* [REQUIREMENT]: Extract the full listing verbatim and drop any pictures from your copy.

(Dataset items)
-- Begin --
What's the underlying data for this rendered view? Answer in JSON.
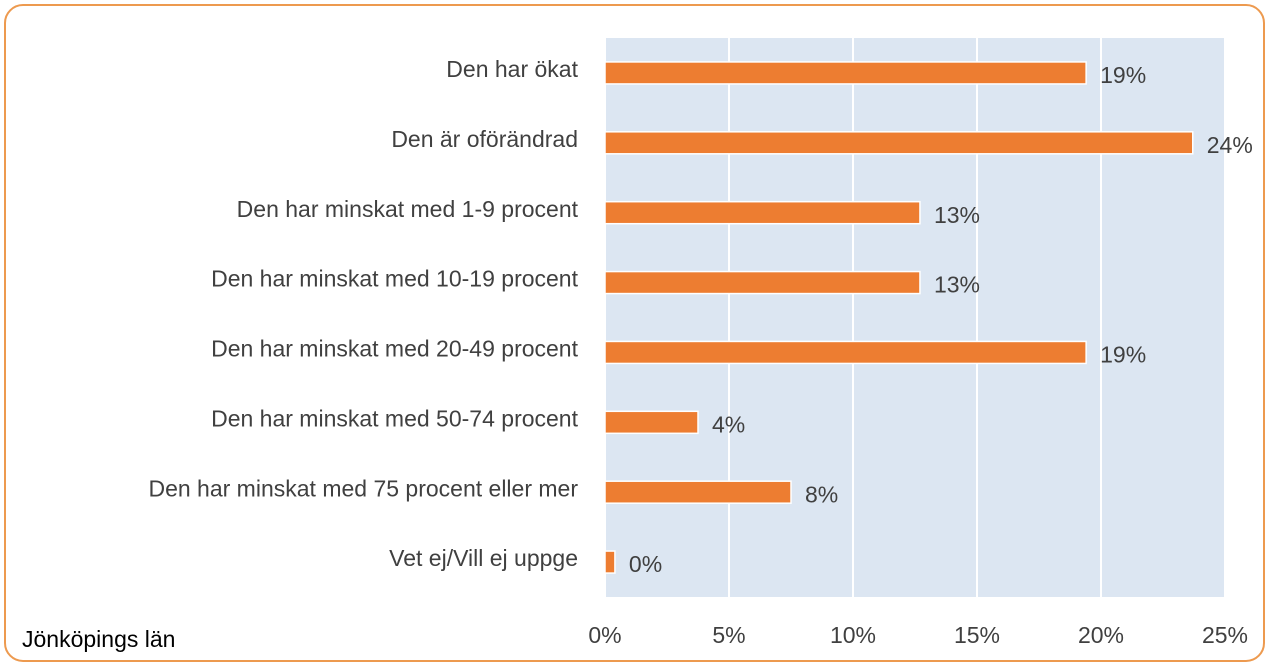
{
  "chart_data": {
    "type": "bar",
    "orientation": "horizontal",
    "categories": [
      "Den har ökat",
      "Den är oförändrad",
      "Den har minskat med 1-9 procent",
      "Den har minskat med 10-19 procent",
      "Den har minskat med 20-49 procent",
      "Den har minskat med 50-74 procent",
      "Den har minskat med 75 procent eller mer",
      "Vet ej/Vill ej uppge"
    ],
    "values": [
      19.4,
      23.7,
      12.7,
      12.7,
      19.4,
      3.75,
      7.5,
      0.4
    ],
    "value_labels": [
      "19%",
      "24%",
      "13%",
      "13%",
      "19%",
      "4%",
      "8%",
      "0%"
    ],
    "color": "#ed7d31",
    "xlim": [
      0,
      25
    ],
    "xticks": [
      {
        "value": 0,
        "label": "0%"
      },
      {
        "value": 5,
        "label": "5%"
      },
      {
        "value": 10,
        "label": "10%"
      },
      {
        "value": 15,
        "label": "15%"
      },
      {
        "value": 20,
        "label": "20%"
      },
      {
        "value": 25,
        "label": "25%"
      }
    ],
    "grid": true,
    "footnote": "Jönköpings län"
  }
}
-- End --
* [EXPECTED OUTPUT]:
What's the underlying data for this rendered view? Answer in JSON.
{
  "chart_data": {
    "type": "bar",
    "orientation": "horizontal",
    "categories": [
      "Den har ökat",
      "Den är oförändrad",
      "Den har minskat med 1-9 procent",
      "Den har minskat med 10-19 procent",
      "Den har minskat med 20-49 procent",
      "Den har minskat med 50-74 procent",
      "Den har minskat med 75 procent eller mer",
      "Vet ej/Vill ej uppge"
    ],
    "values": [
      19.4,
      23.7,
      12.7,
      12.7,
      19.4,
      3.75,
      7.5,
      0.4
    ],
    "value_labels": [
      "19%",
      "24%",
      "13%",
      "13%",
      "19%",
      "4%",
      "8%",
      "0%"
    ],
    "color": "#ed7d31",
    "xlim": [
      0,
      25
    ],
    "xticks": [
      {
        "value": 0,
        "label": "0%"
      },
      {
        "value": 5,
        "label": "5%"
      },
      {
        "value": 10,
        "label": "10%"
      },
      {
        "value": 15,
        "label": "15%"
      },
      {
        "value": 20,
        "label": "20%"
      },
      {
        "value": 25,
        "label": "25%"
      }
    ],
    "grid": true,
    "footnote": "Jönköpings län"
  }
}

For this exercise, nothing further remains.